-- Start of INFORMATION PROVIDED --

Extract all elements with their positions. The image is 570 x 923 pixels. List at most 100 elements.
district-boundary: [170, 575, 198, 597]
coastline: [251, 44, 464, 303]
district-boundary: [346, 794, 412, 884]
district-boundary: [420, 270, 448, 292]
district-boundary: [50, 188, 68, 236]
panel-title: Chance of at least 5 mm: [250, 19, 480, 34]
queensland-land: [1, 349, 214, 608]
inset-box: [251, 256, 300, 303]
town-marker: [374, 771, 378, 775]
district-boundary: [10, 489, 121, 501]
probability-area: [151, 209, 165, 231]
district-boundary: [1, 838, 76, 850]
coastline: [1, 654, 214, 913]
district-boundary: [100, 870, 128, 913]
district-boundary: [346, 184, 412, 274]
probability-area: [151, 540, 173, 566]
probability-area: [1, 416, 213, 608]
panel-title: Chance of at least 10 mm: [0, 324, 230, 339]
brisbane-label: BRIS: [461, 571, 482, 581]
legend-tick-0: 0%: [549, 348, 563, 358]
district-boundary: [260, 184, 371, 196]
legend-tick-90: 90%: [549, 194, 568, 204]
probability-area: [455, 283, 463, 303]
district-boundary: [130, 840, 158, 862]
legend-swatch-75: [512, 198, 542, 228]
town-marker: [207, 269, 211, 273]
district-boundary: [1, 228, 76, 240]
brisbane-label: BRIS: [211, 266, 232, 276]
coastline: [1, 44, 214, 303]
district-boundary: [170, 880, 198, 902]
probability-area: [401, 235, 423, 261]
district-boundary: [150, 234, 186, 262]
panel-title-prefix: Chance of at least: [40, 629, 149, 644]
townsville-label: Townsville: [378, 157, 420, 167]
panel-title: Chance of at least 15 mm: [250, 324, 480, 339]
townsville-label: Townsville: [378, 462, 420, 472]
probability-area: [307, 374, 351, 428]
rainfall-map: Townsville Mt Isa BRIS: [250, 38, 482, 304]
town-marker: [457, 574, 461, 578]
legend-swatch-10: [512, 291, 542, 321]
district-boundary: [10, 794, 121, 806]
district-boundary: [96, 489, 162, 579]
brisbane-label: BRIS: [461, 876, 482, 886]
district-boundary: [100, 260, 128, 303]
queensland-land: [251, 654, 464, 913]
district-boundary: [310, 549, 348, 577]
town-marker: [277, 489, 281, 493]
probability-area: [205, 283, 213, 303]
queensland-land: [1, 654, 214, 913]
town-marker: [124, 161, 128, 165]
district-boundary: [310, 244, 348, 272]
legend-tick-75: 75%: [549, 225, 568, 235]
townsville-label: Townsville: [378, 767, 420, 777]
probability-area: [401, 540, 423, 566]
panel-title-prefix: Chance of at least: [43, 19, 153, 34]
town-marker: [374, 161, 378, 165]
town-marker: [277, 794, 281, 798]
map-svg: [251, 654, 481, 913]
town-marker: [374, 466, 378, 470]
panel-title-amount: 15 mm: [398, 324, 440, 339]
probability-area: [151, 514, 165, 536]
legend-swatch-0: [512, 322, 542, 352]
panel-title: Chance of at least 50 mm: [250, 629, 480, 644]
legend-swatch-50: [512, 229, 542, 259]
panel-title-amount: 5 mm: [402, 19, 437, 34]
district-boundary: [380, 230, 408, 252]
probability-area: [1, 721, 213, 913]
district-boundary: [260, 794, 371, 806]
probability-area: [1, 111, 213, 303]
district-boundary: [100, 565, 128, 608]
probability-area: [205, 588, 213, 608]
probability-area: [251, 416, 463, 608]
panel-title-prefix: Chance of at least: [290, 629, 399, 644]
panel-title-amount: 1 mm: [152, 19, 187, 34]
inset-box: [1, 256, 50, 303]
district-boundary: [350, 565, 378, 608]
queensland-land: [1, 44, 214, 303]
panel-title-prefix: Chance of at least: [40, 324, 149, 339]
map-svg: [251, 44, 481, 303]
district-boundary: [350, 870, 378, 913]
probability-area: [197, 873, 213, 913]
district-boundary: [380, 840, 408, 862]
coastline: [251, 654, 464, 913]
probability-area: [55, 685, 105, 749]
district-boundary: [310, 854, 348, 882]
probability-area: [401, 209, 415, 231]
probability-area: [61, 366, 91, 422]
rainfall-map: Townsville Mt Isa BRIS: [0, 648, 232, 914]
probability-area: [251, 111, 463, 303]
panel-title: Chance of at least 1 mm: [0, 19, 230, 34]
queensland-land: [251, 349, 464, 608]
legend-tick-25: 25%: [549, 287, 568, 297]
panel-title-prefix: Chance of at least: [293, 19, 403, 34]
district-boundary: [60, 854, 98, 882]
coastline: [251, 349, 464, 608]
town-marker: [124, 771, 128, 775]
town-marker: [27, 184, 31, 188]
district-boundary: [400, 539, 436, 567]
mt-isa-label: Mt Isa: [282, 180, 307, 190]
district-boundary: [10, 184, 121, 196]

-- End of INFORMATION PROVIDED --

YOUR GOAL:
Return, word for word, the stretch of the material from its first line through the line containing "district-boundary: [100, 870, 128, 913]", including both of those lines.

COMPLETE RESPONSE:
Extract all elements with their positions. The image is 570 x 923 pixels. List at most 100 elements.
district-boundary: [170, 575, 198, 597]
coastline: [251, 44, 464, 303]
district-boundary: [346, 794, 412, 884]
district-boundary: [420, 270, 448, 292]
district-boundary: [50, 188, 68, 236]
panel-title: Chance of at least 5 mm: [250, 19, 480, 34]
queensland-land: [1, 349, 214, 608]
inset-box: [251, 256, 300, 303]
town-marker: [374, 771, 378, 775]
district-boundary: [10, 489, 121, 501]
probability-area: [151, 209, 165, 231]
district-boundary: [1, 838, 76, 850]
coastline: [1, 654, 214, 913]
district-boundary: [100, 870, 128, 913]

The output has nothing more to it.